→ **SOURCE EXTRACT**
#####

Ok so here are all 4  What do you think?


----------



## Sweetened

Lovely chicks. These are great close-ups, they really help to judge the feather line.

1. Cushion. You can see the thin line of hair-like feathers that cross the comb on the top third.
2. This actually looks like a pea comb coming in, as it looks like it has a central line on it. It could also be an inverted rose comb, which will end up with the button-type section on it. I'll have to catch one of my project girls and take a picture, you'll be able to see more clearly what I mean.
3. Same as 1
4. Looks like a rose comb, I don't see the feathers coming in at all onto the comb however it's smooth and wide.

They all have gorgeous yellow legs. Nice looking chicks!


----------



## Apyl

Sweetened said:


> Lovely chicks. These are great close-ups, they really help to judge the feather line.
> 
> 1. Cushion. You can see the thin line of hair-like feathers that cross the comb on the top third.
> 2. This actually looks like a pea comb coming in, as it looks like it has a central line on it. It could also be an inverted rose comb, which will end up with the button-type section on it. I'll have to catch one of my project girls and take a picture, you'll be able to see more clearly what I mean.
> 3. Same as 1
> 4. Looks like a rose comb, I don't see the feathers coming in at all onto the comb however it's smooth and wide.
> 
> They all have gorgeous yellow legs. Nice looking chicks!


Thanks ! I love learning about new breeds. I'm glad I have the chance to try this breed out


----------



## Sweetened

I used to live in Wisconsin, so I know the weather there, and it's -worse- here. My Chanties do stupidly well and only, really, have issues in the ridiculously hot heat, then I mist them down with water.

What part, if I may? I lived in Alma while there.


----------



## Apyl

Sweetened said:


> I used to live in Wisconsin, so I know the weather there, and it's -worse- here. My Chanties do stupidly well and only, really, have issues in the ridiculously hot heat, then I mist them down with water.
> 
> What part, if I may? I lived in Alma while there.


I'm in Juneau county, about 2 hours from Alma.


----------



## Sweetened

Ahh, I know the area. Well I don't -know- it, but I've been through there. Lovely place


----------



## Apyl

lol I believe this one is a rooster lol Boy is he LOUD!


----------



## Sweetened

How old are they? If you can take a picture with his wing fanned out, depending on the age, I can tell you a way I early-sex them.


----------



## Apyl

They're 3 weeks old.


----------



## Sweetened

*Stare* I'd say hen, really.

When I get home I'll take some pictures of the chicks I have and show you how I sex them early. I'm not entirely accurate, but at least 90% or so. This year, especially, I've been marking what I think are boys from the time they are 3 days old.


----------



## Apyl

Oh yes please do share pics  I thought feather sexing could only be done the first week ? I didnt remember to do it then so I just have been waiting to see combs pink up early.

#####

→ **INFORMATION SHOWN**
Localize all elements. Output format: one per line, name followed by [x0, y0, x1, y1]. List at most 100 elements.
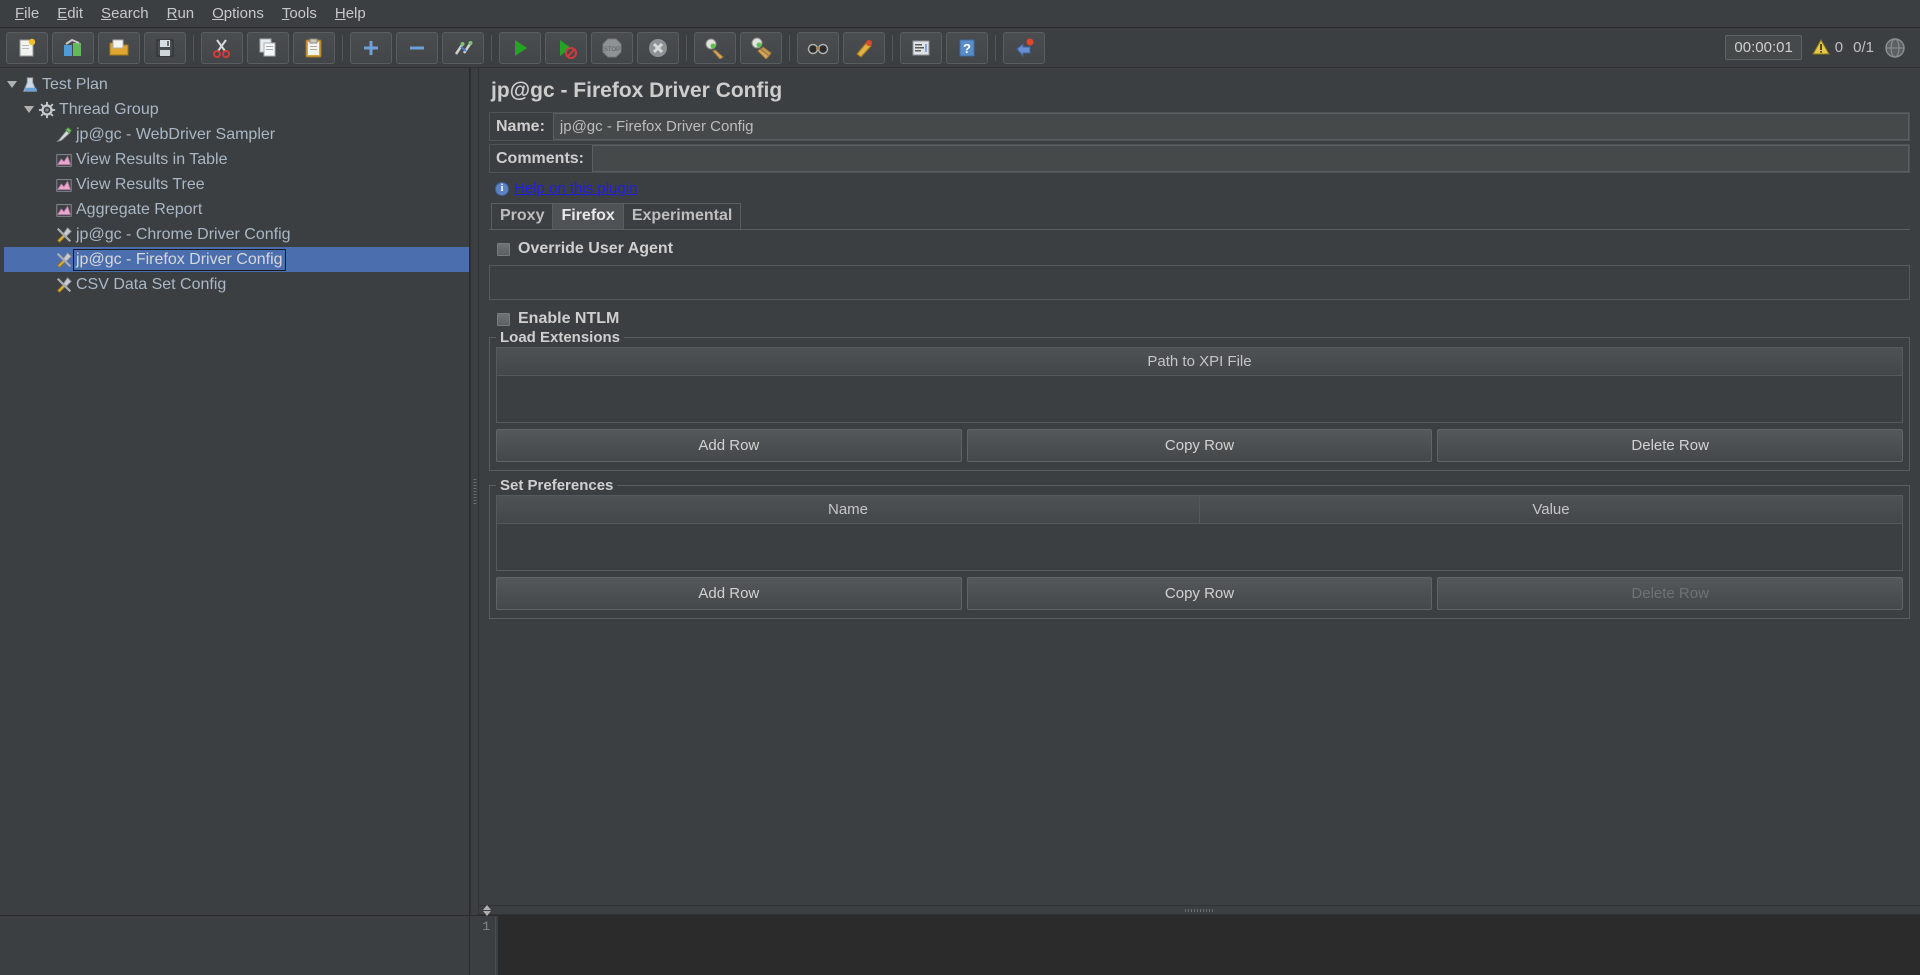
override-user-agent-label: Override User Agent	[518, 240, 674, 257]
expand-all-button[interactable]	[350, 31, 392, 64]
shutdown-button[interactable]	[637, 31, 679, 64]
menu-options[interactable]: Options	[203, 2, 273, 25]
warning-indicator[interactable]: 0	[1811, 39, 1844, 56]
cut-button[interactable]	[201, 31, 243, 64]
set-preferences-buttons: Add Row Copy Row Delete Row	[496, 577, 1904, 610]
set-preferences-table[interactable]: Name Value	[496, 495, 1903, 571]
expand-toggle-icon[interactable]	[21, 106, 37, 113]
stop-button[interactable]: STOP	[591, 31, 633, 64]
clear-button[interactable]	[694, 31, 736, 64]
toolbar-separator	[193, 34, 194, 61]
log-output[interactable]	[496, 916, 1920, 975]
search-button[interactable]	[797, 31, 839, 64]
main-split: Test Plan Thread Group jp@gc - WebDriver S…	[0, 68, 1920, 916]
set-preferences-copy-row-button[interactable]: Copy Row	[966, 577, 1433, 610]
tree-node-aggregate-report[interactable]: Aggregate Report	[4, 197, 469, 222]
expand-toggle-icon[interactable]	[4, 81, 20, 88]
tree-node-label: View Results in Table	[76, 150, 228, 168]
tree-node-view-results-tree[interactable]: View Results Tree	[4, 172, 469, 197]
menu-edit[interactable]: Edit	[48, 2, 92, 25]
listener-icon	[54, 201, 74, 219]
override-user-agent-row[interactable]: Override User Agent	[489, 236, 1910, 262]
templates-button[interactable]	[52, 31, 94, 64]
override-user-agent-checkbox[interactable]	[497, 242, 510, 256]
undo-button[interactable]	[1003, 31, 1045, 64]
expand-all-icon	[364, 40, 378, 55]
load-extensions-table-body[interactable]	[497, 376, 1902, 422]
tree-node-label: jp@gc - Firefox Driver Config	[73, 248, 286, 271]
tree-node-test-plan[interactable]: Test Plan	[4, 72, 469, 97]
collapse-down-arrow-icon[interactable]	[483, 911, 491, 916]
clear-all-button[interactable]	[740, 31, 782, 64]
load-extensions-table-header: Path to XPI File	[497, 348, 1902, 376]
open-button[interactable]	[98, 31, 140, 64]
set-preferences-add-row-button[interactable]: Add Row	[496, 577, 962, 610]
load-extensions-column-header[interactable]: Path to XPI File	[497, 348, 1902, 375]
start-button[interactable]	[499, 31, 541, 64]
load-extensions-buttons: Add Row Copy Row Delete Row	[496, 429, 1904, 462]
tree-node-label: Thread Group	[59, 100, 159, 118]
set-preferences-column-header[interactable]: Name	[497, 496, 1200, 523]
right-column: jp@gc - Firefox Driver Config Name: Comm…	[479, 68, 1920, 916]
start-no-timers-icon	[560, 39, 577, 59]
stop-icon: STOP	[602, 38, 622, 57]
comments-input[interactable]	[592, 145, 1909, 172]
name-input[interactable]	[552, 113, 1909, 140]
collapse-all-button[interactable]	[396, 31, 438, 64]
menu-tools[interactable]: Tools	[273, 2, 326, 25]
log-left-filler	[0, 916, 470, 975]
load-extensions-table[interactable]: Path to XPI File	[496, 347, 1903, 423]
reset-search-button[interactable]	[843, 31, 885, 64]
horizontal-splitter[interactable]	[479, 905, 1920, 916]
toggle-button[interactable]	[442, 31, 484, 64]
set-preferences-column-header[interactable]: Value	[1200, 496, 1902, 523]
menu-run[interactable]: Run	[158, 2, 204, 25]
collapse-all-icon	[410, 46, 424, 49]
collapse-up-arrow-icon[interactable]	[483, 905, 491, 910]
tree-node-jp-gc-chrome-driver-config[interactable]: jp@gc - Chrome Driver Config	[4, 222, 469, 247]
help-on-this-plugin-link[interactable]: Help on this plugin	[514, 180, 637, 197]
active-threads-count: 0/1	[1853, 39, 1874, 56]
new-button[interactable]	[6, 31, 48, 64]
set-preferences-table-body[interactable]	[497, 524, 1902, 570]
tree-node-label: Aggregate Report	[76, 200, 203, 218]
load-extensions-delete-row-button[interactable]: Delete Row	[1437, 429, 1904, 462]
vertical-splitter[interactable]	[470, 68, 479, 915]
save-button[interactable]	[144, 31, 186, 64]
tree-node-csv-data-set-config[interactable]: CSV Data Set Config	[4, 272, 469, 297]
templates-icon	[64, 38, 81, 56]
load-extensions-copy-row-button[interactable]: Copy Row	[966, 429, 1433, 462]
log-panel: 1	[0, 915, 1920, 975]
function-helper-button[interactable]	[900, 31, 942, 64]
menu-file[interactable]: File	[6, 2, 48, 25]
start-no-timers-button[interactable]	[545, 31, 587, 64]
tab-firefox[interactable]: Firefox	[552, 203, 624, 229]
test-plan-tree[interactable]: Test Plan Thread Group jp@gc - WebDriver S…	[0, 68, 469, 297]
config-icon	[54, 276, 74, 294]
tree-node-jp-gc-firefox-driver-config[interactable]: jp@gc - Firefox Driver Config	[4, 247, 469, 272]
info-icon: i	[495, 181, 509, 196]
menu-help[interactable]: Help	[326, 2, 375, 25]
hsplitter-grip	[1184, 908, 1215, 912]
user-agent-input[interactable]	[489, 265, 1910, 300]
load-extensions-add-row-button[interactable]: Add Row	[496, 429, 962, 462]
tree-node-thread-group[interactable]: Thread Group	[4, 97, 469, 122]
listener-icon	[54, 151, 74, 169]
tree-node-jp-gc-webdriver-sampler[interactable]: jp@gc - WebDriver Sampler	[4, 122, 469, 147]
enable-ntlm-checkbox[interactable]	[497, 312, 510, 326]
config-tabs: Proxy Firefox Experimental	[489, 203, 1910, 230]
enable-ntlm-row[interactable]: Enable NTLM	[489, 306, 1910, 332]
comments-field-row: Comments:	[489, 144, 1910, 173]
splitter-arrows[interactable]	[483, 905, 491, 916]
warning-count: 0	[1834, 39, 1844, 56]
tab-proxy[interactable]: Proxy	[491, 203, 554, 229]
threads-globe-icon	[1885, 37, 1905, 58]
paste-button[interactable]	[293, 31, 335, 64]
tree-node-label: jp@gc - WebDriver Sampler	[76, 125, 276, 143]
help-button[interactable]: ?	[946, 31, 988, 64]
tree-node-view-results-in-table[interactable]: View Results in Table	[4, 147, 469, 172]
copy-button[interactable]	[247, 31, 289, 64]
test-plan-tree-pane: Test Plan Thread Group jp@gc - WebDriver S…	[0, 68, 470, 915]
menu-search[interactable]: Search	[92, 2, 158, 25]
tab-experimental[interactable]: Experimental	[622, 203, 742, 229]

#####

Carry on the forum thread about the chicks' combs and early sexing, picking up right after its final post. The listing can be set aside here.

----------



## Sweetened

Looks like I get to make an ass of myself. I have my birds marked from a young age, and happen to have 3 week olds in a brooder. They are indistinguishable right now, save feathering on the back. The ones I have marked as males have feathers down their sides and near their legs, but the back is almost entirely without feathers, and no head feathers forming either. I would still guess that's a hen based on that, but, you were right. My 2 week olds are still relatively sexable by wing feathers and my week olds are perfect. I took pictures last night, will load them up today after work!

Just came on to say "you were right" when it comes to wing sexing at this age.


----------



## Apyl

Here's a new pic of one of the Chateclers. They've been free ranging for the last 3 days now and I think they are lovin it lol . It took them oh about 2 minutes to figure out how to get into the big coop and investigate.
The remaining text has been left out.